━━ Material shown ━━

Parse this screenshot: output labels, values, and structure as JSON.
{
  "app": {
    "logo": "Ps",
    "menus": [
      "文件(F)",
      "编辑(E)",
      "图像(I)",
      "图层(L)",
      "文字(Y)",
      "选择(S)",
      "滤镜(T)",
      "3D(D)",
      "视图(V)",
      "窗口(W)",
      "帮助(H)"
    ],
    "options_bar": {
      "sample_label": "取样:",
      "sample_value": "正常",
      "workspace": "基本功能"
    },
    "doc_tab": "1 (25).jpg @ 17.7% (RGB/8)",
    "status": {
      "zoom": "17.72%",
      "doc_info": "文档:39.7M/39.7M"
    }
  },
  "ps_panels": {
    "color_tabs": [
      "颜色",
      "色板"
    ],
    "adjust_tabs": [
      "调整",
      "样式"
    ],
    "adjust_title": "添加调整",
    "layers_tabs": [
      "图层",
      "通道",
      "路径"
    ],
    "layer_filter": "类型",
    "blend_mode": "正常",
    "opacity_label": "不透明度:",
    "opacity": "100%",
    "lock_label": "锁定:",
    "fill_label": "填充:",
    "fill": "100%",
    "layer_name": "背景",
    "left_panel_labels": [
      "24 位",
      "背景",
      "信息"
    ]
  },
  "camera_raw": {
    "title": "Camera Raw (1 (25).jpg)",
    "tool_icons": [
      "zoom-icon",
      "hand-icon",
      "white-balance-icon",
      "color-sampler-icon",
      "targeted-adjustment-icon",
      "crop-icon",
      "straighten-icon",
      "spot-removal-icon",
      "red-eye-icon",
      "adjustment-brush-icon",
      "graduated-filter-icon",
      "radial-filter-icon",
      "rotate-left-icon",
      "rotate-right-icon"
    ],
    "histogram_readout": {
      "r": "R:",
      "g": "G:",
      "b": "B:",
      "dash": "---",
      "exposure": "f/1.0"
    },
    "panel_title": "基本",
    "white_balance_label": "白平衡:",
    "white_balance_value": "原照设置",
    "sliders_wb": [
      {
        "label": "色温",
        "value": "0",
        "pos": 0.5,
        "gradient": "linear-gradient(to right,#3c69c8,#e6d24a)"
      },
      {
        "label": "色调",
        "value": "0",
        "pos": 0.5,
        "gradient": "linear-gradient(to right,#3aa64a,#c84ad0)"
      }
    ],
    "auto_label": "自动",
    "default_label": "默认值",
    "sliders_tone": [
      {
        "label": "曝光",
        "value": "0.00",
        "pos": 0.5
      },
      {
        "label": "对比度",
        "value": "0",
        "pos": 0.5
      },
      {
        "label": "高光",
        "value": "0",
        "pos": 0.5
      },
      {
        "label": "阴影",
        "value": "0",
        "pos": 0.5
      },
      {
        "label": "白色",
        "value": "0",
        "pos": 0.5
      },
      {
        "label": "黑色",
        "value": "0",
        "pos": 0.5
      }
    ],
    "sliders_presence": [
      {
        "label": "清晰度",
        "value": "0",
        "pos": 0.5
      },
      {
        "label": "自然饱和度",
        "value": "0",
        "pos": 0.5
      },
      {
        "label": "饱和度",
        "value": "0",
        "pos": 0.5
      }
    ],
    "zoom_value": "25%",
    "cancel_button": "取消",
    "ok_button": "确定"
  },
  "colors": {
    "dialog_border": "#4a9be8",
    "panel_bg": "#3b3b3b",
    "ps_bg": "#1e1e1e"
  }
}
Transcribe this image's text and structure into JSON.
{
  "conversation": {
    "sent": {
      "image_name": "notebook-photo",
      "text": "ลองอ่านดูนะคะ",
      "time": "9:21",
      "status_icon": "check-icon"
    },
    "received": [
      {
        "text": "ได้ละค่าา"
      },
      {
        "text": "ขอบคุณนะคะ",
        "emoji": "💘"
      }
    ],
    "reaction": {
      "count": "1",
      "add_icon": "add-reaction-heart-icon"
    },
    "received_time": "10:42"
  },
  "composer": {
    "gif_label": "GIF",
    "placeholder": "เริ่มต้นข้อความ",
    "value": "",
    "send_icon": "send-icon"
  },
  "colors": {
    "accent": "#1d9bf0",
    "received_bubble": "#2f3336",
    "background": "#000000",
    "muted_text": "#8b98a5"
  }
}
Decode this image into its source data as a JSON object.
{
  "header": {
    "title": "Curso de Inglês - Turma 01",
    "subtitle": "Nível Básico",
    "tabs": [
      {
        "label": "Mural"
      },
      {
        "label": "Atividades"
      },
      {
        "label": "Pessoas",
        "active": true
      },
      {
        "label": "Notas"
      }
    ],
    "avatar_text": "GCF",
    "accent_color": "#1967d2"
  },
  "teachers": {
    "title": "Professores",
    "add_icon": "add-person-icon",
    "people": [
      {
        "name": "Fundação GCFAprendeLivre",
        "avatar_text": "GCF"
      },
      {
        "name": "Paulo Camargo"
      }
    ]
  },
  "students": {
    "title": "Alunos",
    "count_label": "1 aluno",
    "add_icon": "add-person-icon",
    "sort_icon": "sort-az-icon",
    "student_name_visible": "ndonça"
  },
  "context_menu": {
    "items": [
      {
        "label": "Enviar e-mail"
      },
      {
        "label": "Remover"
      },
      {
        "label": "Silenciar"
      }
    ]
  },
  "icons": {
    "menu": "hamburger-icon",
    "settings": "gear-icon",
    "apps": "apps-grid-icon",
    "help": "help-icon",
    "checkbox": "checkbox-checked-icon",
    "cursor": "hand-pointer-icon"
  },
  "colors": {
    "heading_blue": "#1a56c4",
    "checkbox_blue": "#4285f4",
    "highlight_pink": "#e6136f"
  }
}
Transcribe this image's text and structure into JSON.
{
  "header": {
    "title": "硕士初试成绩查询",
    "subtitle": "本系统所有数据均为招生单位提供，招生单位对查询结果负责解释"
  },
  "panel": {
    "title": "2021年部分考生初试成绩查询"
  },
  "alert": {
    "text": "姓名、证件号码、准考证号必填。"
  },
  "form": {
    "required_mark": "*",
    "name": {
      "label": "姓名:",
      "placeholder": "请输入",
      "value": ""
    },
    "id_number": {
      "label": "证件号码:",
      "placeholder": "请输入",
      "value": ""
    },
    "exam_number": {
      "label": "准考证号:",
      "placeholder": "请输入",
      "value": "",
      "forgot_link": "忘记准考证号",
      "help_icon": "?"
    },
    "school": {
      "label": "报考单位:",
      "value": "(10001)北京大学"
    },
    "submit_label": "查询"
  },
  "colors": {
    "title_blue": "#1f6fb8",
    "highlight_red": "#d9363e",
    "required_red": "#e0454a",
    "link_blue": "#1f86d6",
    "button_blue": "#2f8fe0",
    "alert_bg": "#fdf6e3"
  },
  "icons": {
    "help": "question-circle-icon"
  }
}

━━━

Where a line of the records above holds the word "linear", copy that line.

        "gradient": "linear-gradient(to right,#3c69c8,#e6d24a)"
        "gradient": "linear-gradient(to right,#3aa64a,#c84ad0)"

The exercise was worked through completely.